:: Text ::
+ + + + + + +
You can check the full code for this project under my github.

Cross-Validation: Concept and Example in R

What is Cross-Validation?

In Machine Learning, Cross-validation is a resampling method used for model evaluation to avoid testing a model on the same dataset on which it was trained. This is a common mistake, especially that a separate testing dataset is not always available. However, this usually leads to inaccurate performance measures (as the model will have an almost perfect score since it is being tested on the same data it was trained on). To avoid this kind of mistakes, cross validation is usually preferred.

The concept of cross-validation is actually simple: Instead of using the whole dataset to train and then test on same data, we could randomly divide our data into training and testing datasets.

There are several types of cross-validation methods (LOOCV – Leave-one-out cross validation, the holdout method, k-fold cross validation). Here, I’m gonna discuss the K-Fold cross validation method.
K-Fold  basically consists of the below steps:

  1. Randomly split the data into k subsets, also called folds.
  2. Fit the model on the training data (or k-1 folds).
  3. Use the remaining part of the data as test set to validate the model. (Usually, in this step the accuracy or test error of the model is measured).
  4. Repeat the procedure k times.

Below is a simple illustration of the procedure taken from Wikipedia.


How can it be done with R?

In the below exercise, I am using logistic regression to predict whether a passenger in the famous Titanic dataset has survived or not. The purpose is to find an optimal threshold on the predictions to know whether to classify the result as 1 or 0.

Threshold Example: Consider that the model has predicted the following values for two passengers: p1 = 0.7 and p2 = 0.4. If the threshold is 0.5, then p1 > threshold and passenger 1 is in the survived category. Whereas, p2 < threshold, so passenger 2 is in the not survived category.

However, and depending on our data, the 0.5 ‘default’ threshold will not alway ensure the maximum the number of correct classifications. In this context, we could use Cross-validation to determine the best threshold for each fold based on the results of running the model on the validation set.

In my implementation, I followed the below steps:

  1. Split the data randomly into 80 (train and validation), 20 (test with unseen data).
+ + + + + + +
:: Available data ::
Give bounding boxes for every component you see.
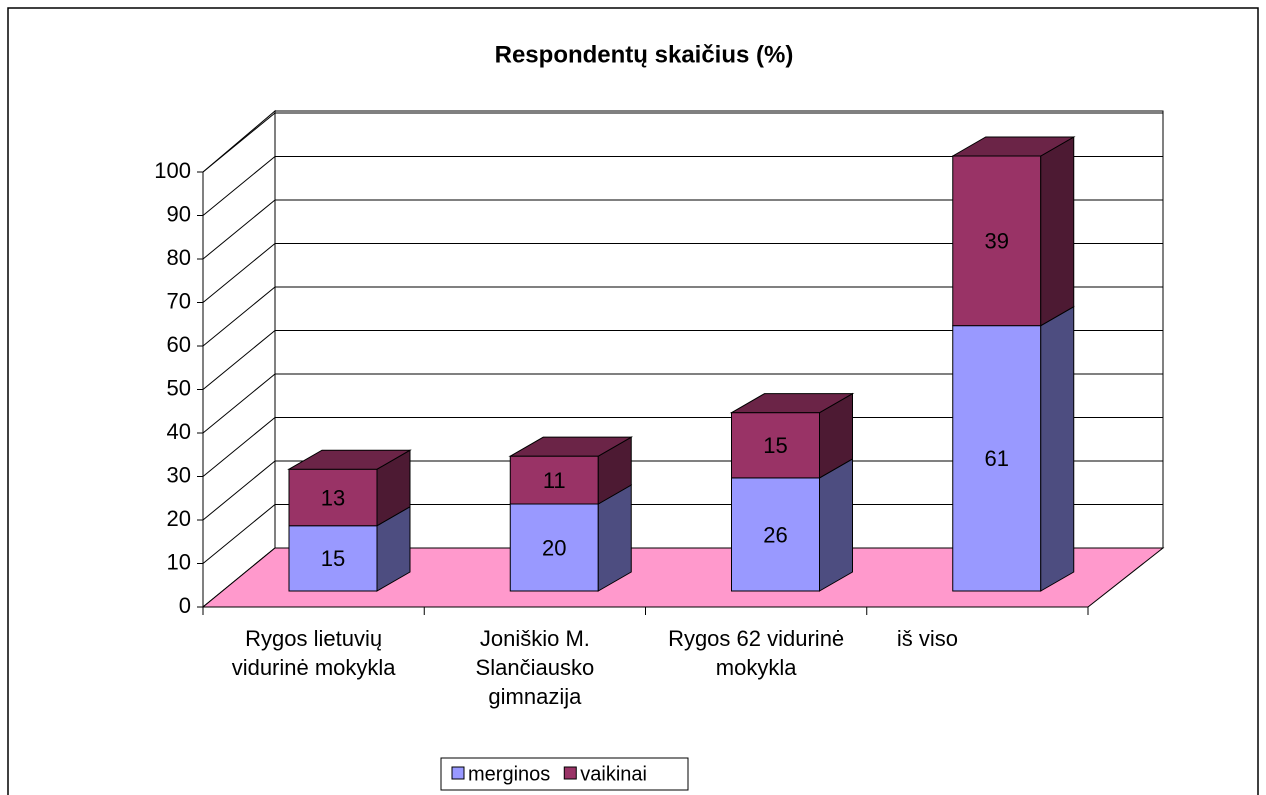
+ + + + + + +
:: What is required ::
Rewrite the part of the cross-validation text that opens with the words containing "4. Repeat the procedure" and closes with "the not survived category.", changing "logistic regression" to "probit regression".

:: Solved problem ::
4. Repeat the procedure k times.

Below is a simple illustration of the procedure taken from Wikipedia.


How can it be done with R?

In the below exercise, I am using probit regression to predict whether a passenger in the famous Titanic dataset has survived or not. The purpose is to find an optimal threshold on the predictions to know whether to classify the result as 1 or 0.

Threshold Example: Consider that the model has predicted the following values for two passengers: p1 = 0.7 and p2 = 0.4. If the threshold is 0.5, then p1 > threshold and passenger 1 is in the survived category. Whereas, p2 < threshold, so passenger 2 is in the not survived category.